WHAT YOU WILL DO: Return the number of lines that contain the word "help", and return nothing else.
★ ★ ★ ★
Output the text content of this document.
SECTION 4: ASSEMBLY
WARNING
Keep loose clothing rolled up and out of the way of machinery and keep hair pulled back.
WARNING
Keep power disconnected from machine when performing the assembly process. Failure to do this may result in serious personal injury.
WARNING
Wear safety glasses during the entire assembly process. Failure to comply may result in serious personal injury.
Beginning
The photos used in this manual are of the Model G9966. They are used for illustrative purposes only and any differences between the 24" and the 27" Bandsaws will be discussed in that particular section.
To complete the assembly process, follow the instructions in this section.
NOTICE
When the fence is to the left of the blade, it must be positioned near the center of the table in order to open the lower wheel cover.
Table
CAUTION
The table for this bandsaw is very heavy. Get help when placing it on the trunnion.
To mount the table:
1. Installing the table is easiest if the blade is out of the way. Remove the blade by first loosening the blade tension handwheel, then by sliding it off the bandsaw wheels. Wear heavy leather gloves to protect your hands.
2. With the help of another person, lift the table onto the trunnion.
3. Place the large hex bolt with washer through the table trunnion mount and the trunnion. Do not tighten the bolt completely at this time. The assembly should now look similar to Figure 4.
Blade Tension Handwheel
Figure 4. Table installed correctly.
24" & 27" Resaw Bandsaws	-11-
★ ★ ★ ★
EXERCISE ANSWER: 2